INPUT FOR THIS TASK START

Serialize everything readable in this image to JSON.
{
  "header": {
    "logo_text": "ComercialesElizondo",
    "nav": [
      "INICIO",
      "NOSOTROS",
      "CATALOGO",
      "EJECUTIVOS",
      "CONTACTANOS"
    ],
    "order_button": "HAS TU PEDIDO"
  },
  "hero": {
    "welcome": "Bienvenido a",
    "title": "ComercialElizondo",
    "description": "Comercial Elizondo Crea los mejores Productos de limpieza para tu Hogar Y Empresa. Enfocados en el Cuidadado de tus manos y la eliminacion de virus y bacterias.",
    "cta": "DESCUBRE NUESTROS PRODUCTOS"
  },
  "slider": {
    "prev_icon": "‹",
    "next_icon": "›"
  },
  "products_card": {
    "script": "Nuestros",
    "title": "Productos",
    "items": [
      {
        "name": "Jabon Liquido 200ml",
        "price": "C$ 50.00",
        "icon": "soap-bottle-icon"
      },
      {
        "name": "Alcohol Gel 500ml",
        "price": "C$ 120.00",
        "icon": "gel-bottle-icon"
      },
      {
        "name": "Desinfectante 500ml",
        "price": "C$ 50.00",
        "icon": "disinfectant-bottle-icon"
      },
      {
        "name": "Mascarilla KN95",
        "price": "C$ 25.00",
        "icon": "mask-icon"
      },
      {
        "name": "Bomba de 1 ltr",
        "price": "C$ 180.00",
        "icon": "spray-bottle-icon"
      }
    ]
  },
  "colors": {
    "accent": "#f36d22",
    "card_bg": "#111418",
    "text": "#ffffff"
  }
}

INPUT FOR THIS TASK END

WORK TO COMPLETE: Each line above is to be copied exactly as written.

YOUR RESPONSE:
Serialize everything readable in this image to JSON.
{
  "header": {
    "logo_text": "ComercialesElizondo",
    "nav": [
      "INICIO",
      "NOSOTROS",
      "CATALOGO",
      "EJECUTIVOS",
      "CONTACTANOS"
    ],
    "order_button": "HAS TU PEDIDO"
  },
  "hero": {
    "welcome": "Bienvenido a",
    "title": "ComercialElizondo",
    "description": "Comercial Elizondo Crea los mejores Productos de limpieza para tu Hogar Y Empresa. Enfocados en el Cuidadado de tus manos y la eliminacion de virus y bacterias.",
    "cta": "DESCUBRE NUESTROS PRODUCTOS"
  },
  "slider": {
    "prev_icon": "‹",
    "next_icon": "›"
  },
  "products_card": {
    "script": "Nuestros",
    "title": "Productos",
    "items": [
      {
        "name": "Jabon Liquido 200ml",
        "price": "C$ 50.00",
        "icon": "soap-bottle-icon"
      },
      {
        "name": "Alcohol Gel 500ml",
        "price": "C$ 120.00",
        "icon": "gel-bottle-icon"
      },
      {
        "name": "Desinfectante 500ml",
        "price": "C$ 50.00",
        "icon": "disinfectant-bottle-icon"
      },
      {
        "name": "Mascarilla KN95",
        "price": "C$ 25.00",
        "icon": "mask-icon"
      },
      {
        "name": "Bomba de 1 ltr",
        "price": "C$ 180.00",
        "icon": "spray-bottle-icon"
      }
    ]
  },
  "colors": {
    "accent": "#f36d22",
    "card_bg": "#111418",
    "text": "#ffffff"
  }
}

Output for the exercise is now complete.